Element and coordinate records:
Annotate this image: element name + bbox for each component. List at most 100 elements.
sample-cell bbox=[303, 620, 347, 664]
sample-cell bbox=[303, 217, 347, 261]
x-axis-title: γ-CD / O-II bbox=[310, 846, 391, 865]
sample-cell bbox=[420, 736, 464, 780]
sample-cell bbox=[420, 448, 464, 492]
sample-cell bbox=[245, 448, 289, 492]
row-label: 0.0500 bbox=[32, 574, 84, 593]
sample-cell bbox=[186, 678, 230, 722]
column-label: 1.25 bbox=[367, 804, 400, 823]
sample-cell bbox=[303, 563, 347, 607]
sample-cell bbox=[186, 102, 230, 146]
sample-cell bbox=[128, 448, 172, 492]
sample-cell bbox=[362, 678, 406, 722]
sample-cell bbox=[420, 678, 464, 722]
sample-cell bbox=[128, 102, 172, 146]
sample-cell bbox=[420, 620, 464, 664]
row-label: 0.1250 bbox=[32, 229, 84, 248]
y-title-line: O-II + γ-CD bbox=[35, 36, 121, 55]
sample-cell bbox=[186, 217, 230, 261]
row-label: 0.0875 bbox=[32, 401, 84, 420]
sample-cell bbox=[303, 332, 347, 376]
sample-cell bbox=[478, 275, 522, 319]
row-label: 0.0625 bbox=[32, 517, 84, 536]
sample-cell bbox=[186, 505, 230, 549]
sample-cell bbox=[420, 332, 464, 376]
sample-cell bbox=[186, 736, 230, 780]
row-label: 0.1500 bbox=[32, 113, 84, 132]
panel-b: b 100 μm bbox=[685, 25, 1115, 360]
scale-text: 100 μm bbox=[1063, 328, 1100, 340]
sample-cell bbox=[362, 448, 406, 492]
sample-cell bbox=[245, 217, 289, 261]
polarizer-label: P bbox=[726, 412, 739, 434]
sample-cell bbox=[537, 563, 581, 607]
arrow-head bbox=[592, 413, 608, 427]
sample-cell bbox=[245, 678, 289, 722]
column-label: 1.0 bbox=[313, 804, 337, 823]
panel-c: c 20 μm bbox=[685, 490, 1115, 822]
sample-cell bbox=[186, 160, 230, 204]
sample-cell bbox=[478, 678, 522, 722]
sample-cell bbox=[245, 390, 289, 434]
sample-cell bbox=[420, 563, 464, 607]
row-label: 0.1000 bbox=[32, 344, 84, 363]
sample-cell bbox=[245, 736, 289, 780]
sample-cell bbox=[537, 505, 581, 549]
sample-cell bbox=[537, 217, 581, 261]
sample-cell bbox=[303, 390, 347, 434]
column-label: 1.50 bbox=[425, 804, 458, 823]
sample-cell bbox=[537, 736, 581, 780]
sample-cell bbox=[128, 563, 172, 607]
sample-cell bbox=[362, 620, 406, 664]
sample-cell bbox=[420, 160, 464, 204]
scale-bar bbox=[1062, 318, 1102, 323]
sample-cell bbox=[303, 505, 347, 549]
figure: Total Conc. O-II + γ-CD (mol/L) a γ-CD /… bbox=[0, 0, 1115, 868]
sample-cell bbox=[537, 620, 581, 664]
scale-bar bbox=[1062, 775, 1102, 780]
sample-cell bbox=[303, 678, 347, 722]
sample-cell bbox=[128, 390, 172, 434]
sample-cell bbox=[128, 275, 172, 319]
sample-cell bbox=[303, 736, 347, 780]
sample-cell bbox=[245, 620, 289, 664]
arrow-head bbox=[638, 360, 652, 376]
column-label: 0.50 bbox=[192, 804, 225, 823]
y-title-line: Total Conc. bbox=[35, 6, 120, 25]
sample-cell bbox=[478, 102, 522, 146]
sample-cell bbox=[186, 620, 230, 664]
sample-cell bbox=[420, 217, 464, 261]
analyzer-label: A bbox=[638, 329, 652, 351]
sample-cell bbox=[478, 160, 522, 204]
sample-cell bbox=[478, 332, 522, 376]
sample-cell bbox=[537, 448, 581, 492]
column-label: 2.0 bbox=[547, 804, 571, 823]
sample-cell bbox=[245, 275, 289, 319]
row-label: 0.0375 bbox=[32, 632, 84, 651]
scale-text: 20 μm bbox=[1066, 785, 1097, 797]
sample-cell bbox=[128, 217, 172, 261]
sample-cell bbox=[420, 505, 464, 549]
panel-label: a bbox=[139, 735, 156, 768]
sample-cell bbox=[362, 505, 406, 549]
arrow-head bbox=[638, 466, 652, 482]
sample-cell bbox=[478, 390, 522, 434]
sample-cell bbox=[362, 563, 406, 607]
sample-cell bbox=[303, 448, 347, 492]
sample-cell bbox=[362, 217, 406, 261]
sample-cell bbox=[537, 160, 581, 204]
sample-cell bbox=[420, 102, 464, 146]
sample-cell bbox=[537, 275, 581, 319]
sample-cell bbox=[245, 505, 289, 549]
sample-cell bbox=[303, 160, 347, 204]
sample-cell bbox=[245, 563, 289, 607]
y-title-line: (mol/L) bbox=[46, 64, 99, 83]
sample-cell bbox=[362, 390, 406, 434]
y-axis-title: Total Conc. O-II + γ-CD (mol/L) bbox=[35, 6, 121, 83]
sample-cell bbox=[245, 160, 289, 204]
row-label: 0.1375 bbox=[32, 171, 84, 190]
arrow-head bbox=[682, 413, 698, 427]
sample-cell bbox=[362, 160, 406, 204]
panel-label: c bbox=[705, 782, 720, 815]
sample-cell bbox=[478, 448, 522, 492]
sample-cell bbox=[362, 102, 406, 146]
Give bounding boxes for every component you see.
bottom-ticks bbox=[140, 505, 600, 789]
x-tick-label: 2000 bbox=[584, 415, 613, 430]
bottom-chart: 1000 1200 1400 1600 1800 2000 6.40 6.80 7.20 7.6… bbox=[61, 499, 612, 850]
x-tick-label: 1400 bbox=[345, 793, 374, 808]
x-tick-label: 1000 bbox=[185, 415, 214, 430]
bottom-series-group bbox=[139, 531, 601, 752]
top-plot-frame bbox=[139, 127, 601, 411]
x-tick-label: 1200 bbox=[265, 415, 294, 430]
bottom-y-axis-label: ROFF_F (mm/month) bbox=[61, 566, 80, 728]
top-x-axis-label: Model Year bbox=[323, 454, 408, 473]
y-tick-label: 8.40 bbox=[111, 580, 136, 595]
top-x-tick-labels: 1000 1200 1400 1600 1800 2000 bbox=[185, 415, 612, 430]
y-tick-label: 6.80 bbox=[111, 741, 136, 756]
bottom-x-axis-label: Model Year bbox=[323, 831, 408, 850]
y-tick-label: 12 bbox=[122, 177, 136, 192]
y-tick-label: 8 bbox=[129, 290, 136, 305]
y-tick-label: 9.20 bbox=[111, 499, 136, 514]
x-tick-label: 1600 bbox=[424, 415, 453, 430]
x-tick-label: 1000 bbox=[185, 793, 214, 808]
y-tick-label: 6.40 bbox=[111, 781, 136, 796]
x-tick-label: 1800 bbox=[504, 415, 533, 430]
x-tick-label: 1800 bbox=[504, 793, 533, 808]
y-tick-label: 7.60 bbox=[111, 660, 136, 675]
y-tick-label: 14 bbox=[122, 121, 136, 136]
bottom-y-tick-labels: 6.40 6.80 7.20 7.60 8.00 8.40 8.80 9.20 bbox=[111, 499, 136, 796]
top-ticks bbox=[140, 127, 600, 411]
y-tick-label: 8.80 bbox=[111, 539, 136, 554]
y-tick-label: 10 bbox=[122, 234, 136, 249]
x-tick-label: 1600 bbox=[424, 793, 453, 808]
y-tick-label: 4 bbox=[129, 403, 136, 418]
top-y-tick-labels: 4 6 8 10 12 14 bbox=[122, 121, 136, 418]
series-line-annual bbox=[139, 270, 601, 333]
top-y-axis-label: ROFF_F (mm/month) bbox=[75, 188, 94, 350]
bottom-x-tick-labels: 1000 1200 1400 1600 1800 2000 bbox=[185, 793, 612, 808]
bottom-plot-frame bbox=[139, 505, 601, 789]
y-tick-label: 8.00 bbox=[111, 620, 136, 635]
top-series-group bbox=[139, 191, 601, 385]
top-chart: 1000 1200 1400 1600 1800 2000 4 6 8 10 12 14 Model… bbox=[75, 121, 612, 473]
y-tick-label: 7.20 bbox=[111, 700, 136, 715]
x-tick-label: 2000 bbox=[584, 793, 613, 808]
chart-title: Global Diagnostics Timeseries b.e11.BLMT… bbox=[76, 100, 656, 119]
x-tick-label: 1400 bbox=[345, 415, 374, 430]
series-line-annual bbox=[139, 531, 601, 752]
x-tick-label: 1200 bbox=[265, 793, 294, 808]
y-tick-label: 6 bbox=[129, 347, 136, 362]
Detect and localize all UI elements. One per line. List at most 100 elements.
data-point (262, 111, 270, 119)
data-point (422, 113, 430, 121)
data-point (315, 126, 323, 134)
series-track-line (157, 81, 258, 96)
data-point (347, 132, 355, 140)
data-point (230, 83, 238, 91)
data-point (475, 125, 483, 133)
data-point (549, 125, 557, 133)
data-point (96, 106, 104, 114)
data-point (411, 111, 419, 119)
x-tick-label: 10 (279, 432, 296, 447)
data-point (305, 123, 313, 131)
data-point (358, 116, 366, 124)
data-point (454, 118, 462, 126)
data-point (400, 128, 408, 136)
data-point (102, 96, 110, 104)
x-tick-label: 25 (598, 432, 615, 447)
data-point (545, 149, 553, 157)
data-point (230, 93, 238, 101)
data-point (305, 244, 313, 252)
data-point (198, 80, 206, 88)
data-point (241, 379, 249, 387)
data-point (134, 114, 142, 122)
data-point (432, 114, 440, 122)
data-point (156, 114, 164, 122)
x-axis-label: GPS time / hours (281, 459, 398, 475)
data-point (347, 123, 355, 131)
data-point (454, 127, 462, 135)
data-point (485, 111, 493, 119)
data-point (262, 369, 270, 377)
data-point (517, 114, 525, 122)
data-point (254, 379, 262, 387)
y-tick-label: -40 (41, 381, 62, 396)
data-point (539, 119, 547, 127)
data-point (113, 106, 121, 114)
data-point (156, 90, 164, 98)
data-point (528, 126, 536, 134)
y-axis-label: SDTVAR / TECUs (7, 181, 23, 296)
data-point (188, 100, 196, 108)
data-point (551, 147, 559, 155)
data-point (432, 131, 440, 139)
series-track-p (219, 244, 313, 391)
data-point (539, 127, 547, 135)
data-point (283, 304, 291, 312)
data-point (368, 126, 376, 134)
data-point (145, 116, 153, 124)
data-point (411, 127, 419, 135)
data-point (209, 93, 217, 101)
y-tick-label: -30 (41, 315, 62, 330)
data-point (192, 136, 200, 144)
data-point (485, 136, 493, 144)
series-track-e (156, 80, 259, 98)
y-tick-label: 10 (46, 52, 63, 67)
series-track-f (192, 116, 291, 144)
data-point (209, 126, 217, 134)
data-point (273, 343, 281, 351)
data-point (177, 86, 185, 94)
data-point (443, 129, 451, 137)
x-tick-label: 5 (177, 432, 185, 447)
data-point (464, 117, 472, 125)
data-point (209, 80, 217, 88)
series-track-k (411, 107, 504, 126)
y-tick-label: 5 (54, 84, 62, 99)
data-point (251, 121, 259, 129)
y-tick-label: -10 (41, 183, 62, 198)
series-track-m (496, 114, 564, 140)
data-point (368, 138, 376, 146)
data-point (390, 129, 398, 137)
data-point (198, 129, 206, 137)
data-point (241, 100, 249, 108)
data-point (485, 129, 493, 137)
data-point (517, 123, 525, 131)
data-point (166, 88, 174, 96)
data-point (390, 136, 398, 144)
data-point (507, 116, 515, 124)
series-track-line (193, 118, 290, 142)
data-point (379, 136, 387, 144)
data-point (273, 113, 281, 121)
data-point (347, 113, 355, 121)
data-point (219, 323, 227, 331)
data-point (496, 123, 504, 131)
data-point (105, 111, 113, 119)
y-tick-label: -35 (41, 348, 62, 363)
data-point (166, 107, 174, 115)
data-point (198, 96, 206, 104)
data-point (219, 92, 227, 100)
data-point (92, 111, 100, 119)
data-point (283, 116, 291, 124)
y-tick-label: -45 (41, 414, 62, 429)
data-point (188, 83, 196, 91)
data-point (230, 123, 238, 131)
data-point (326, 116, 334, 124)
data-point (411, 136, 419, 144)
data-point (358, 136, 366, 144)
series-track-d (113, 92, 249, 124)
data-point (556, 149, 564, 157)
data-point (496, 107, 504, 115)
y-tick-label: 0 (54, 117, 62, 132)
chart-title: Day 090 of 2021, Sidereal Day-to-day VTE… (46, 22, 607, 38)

* _TASK STATEMENT_:
Please rewrite the material from its start up to and including the line with "row-label: 0.0500 bbox=[32, 574, 84, 593]", replacing "sample-cell" with "sample-well" and leaving everything else unchanged.

* _WRITTEN SOLUTION_:
Annotate this image: element name + bbox for each component. List at most 100 elements.
sample-well bbox=[303, 620, 347, 664]
sample-well bbox=[303, 217, 347, 261]
x-axis-title: γ-CD / O-II bbox=[310, 846, 391, 865]
sample-well bbox=[420, 736, 464, 780]
sample-well bbox=[420, 448, 464, 492]
sample-well bbox=[245, 448, 289, 492]
row-label: 0.0500 bbox=[32, 574, 84, 593]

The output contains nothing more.